▸ **Data records**
┌────────
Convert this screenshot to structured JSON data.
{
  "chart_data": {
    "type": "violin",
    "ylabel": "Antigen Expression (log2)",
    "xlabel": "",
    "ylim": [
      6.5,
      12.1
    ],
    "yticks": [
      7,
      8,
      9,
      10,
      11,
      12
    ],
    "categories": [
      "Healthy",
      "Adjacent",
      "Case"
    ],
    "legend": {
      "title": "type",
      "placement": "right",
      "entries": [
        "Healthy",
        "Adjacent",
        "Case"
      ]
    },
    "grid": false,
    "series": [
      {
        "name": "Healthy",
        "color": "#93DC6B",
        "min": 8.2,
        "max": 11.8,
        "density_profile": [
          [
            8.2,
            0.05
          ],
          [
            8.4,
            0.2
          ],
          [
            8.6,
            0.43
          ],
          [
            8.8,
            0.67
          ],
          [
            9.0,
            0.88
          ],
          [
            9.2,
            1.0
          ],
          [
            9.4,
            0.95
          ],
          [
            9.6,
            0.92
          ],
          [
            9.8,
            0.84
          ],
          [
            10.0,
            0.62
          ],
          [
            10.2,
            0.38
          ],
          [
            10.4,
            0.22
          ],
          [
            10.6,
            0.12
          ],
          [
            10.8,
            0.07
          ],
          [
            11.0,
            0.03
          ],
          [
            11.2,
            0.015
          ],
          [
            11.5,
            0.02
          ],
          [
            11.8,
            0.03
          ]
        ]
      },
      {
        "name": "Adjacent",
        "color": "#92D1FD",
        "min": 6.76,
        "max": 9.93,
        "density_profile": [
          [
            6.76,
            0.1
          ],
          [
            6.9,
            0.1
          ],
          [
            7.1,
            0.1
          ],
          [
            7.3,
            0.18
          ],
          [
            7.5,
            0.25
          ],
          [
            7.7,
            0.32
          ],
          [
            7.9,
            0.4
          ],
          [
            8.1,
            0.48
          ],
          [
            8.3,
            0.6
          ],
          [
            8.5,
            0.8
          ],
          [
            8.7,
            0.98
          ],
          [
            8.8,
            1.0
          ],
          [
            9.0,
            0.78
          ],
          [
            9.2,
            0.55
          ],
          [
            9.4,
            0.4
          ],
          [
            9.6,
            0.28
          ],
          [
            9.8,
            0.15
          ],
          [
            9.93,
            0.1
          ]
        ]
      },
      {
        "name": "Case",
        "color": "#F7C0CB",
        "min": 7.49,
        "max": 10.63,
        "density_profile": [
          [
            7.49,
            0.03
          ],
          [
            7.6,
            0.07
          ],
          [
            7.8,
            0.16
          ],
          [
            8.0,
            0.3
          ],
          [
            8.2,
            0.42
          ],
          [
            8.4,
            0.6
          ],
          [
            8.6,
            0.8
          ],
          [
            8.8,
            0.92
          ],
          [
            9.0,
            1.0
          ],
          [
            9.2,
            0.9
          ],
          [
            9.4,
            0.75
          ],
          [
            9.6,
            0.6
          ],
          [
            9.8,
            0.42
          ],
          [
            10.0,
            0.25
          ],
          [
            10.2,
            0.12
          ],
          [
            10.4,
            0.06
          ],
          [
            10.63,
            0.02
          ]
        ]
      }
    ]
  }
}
└────────
▸ **Exercise goal**
Copy out every line that includes the word "color".

▸ **Solved problem**
        "color": "#93DC6B",
        "color": "#92D1FD",
        "color": "#F7C0CB",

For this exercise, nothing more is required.